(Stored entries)
----------------------------------------

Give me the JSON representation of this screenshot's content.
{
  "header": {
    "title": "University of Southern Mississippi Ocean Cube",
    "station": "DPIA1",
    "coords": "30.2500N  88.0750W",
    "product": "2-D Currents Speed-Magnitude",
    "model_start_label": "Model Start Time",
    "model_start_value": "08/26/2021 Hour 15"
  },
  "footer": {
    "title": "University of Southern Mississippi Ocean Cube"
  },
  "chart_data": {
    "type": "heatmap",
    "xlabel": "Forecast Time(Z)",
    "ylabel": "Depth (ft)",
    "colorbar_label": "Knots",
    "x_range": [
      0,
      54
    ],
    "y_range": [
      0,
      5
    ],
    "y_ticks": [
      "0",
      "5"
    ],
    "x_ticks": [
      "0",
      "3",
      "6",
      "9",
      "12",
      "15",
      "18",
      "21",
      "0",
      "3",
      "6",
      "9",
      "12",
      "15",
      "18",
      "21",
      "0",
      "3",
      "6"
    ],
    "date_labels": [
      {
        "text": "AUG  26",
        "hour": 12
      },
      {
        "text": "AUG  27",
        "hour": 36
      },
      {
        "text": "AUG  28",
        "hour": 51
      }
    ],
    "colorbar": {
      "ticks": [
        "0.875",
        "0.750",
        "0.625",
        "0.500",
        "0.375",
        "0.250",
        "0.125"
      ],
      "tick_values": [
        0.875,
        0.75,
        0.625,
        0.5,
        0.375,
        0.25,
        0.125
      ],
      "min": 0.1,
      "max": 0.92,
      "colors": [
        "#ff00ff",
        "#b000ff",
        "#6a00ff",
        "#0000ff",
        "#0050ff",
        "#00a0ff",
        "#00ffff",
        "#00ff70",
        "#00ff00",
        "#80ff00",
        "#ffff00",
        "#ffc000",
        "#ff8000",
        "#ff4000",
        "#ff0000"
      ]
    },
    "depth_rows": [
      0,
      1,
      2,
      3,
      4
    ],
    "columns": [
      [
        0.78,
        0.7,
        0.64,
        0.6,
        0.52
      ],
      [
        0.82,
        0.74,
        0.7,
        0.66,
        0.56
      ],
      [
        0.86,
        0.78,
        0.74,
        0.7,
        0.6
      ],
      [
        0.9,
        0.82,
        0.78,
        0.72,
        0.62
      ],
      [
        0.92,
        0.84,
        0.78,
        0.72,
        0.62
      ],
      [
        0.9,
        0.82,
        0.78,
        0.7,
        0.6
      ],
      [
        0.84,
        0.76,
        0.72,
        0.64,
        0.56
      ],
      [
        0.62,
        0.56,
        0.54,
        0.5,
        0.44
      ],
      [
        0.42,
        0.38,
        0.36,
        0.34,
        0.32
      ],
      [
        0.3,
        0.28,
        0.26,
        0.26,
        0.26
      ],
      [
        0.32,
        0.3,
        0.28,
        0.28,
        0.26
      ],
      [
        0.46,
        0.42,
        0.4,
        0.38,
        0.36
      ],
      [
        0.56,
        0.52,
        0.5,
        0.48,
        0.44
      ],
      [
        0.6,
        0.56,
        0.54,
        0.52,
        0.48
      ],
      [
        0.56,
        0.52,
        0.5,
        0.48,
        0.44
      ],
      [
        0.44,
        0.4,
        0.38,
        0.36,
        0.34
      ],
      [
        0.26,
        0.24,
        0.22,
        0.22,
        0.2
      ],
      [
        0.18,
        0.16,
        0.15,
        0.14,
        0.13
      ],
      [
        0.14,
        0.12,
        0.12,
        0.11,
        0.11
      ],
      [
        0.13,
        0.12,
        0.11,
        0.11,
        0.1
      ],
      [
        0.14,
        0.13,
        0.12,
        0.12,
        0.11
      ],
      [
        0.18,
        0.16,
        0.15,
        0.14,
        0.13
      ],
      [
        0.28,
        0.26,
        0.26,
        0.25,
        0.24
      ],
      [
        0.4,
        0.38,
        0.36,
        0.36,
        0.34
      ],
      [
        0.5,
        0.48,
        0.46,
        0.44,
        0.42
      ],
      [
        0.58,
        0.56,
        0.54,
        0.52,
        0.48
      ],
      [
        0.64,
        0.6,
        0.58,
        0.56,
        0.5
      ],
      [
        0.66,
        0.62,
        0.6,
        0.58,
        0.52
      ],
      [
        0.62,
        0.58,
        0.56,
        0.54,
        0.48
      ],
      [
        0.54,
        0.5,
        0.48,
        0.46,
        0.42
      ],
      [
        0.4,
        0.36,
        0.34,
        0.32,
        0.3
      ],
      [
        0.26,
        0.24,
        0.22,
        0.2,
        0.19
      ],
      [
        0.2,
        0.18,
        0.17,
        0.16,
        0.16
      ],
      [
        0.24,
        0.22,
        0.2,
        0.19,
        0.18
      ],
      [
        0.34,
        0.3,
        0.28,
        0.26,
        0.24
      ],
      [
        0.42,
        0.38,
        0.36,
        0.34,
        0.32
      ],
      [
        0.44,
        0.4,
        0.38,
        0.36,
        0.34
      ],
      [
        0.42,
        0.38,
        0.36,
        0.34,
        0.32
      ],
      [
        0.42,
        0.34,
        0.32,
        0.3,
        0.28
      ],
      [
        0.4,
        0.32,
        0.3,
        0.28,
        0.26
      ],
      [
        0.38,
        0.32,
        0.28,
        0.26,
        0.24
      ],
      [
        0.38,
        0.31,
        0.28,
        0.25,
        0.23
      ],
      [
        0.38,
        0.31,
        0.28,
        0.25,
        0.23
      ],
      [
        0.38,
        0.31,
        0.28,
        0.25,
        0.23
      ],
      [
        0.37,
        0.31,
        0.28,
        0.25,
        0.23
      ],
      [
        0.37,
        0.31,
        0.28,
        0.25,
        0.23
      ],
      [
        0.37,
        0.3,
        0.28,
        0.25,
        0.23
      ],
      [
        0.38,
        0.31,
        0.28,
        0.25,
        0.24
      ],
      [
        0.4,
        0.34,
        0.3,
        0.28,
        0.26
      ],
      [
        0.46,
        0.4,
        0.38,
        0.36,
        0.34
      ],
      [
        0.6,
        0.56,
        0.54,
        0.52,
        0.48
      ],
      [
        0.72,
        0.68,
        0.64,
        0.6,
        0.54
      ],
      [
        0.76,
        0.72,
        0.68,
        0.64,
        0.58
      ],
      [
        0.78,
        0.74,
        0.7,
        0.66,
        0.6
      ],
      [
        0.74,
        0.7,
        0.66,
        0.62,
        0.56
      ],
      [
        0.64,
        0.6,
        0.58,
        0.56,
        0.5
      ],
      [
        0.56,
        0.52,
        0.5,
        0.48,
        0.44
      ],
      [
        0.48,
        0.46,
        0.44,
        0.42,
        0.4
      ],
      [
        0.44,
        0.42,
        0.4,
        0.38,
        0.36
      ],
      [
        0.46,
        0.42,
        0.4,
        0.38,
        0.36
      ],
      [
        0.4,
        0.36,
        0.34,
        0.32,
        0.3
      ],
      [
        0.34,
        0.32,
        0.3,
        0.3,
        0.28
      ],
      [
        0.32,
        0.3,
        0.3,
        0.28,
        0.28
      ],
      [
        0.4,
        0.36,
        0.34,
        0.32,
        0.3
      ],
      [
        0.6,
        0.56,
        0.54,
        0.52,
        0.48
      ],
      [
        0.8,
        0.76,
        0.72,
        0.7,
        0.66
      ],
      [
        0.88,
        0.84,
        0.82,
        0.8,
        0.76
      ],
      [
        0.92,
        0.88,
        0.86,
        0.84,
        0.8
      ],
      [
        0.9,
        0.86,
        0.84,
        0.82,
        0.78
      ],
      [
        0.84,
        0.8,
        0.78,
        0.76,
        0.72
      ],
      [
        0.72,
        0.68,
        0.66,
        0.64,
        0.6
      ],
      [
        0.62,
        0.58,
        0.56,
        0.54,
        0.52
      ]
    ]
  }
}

----------------------------------------

The exercise: The answer is a single number: how many lines include the word "University"?

The reply: 2